>> Start EXERCISE INPUTS

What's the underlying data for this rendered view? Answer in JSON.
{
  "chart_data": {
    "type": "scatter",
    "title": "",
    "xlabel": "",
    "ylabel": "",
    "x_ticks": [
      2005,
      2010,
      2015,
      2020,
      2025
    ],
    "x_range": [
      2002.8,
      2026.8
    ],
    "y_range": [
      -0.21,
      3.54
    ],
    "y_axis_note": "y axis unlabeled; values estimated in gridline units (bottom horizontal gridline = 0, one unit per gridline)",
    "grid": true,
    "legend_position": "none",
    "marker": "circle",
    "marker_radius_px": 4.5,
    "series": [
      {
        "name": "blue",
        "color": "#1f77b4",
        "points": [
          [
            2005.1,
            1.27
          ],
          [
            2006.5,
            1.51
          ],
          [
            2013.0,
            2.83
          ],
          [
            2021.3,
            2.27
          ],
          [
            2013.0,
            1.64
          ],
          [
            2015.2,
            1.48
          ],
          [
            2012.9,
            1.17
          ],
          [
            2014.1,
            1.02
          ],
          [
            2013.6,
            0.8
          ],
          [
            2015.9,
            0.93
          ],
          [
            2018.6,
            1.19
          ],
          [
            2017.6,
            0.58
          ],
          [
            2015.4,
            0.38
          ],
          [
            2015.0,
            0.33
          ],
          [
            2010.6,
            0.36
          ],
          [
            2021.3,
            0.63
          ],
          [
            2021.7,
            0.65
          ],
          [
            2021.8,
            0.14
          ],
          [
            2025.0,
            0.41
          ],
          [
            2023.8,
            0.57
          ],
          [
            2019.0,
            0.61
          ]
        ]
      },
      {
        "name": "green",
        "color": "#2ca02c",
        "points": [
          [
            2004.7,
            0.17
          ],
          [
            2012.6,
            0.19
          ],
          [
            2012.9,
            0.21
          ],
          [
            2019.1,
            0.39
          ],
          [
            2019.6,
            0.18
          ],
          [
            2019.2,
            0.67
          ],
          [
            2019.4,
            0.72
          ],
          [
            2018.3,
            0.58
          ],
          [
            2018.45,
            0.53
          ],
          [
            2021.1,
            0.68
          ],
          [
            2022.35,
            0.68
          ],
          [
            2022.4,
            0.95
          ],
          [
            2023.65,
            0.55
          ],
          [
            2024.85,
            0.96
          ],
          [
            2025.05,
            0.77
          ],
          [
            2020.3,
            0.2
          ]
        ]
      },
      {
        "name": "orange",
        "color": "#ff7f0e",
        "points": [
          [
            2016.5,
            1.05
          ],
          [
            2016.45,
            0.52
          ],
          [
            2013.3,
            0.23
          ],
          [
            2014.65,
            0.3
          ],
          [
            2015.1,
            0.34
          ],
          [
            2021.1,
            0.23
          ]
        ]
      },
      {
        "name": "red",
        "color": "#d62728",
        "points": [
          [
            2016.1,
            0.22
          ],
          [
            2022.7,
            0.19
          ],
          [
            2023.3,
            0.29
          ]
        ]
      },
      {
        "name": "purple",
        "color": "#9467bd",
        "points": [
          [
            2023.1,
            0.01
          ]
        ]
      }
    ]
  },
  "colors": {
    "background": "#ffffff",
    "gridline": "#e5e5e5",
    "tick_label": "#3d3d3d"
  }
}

>> End EXERCISE INPUTS

Extract every line above containing the word "name".

| FINAL ANSWER |
        "name": "blue",
        "name": "green",
        "name": "orange",
        "name": "red",
        "name": "purple",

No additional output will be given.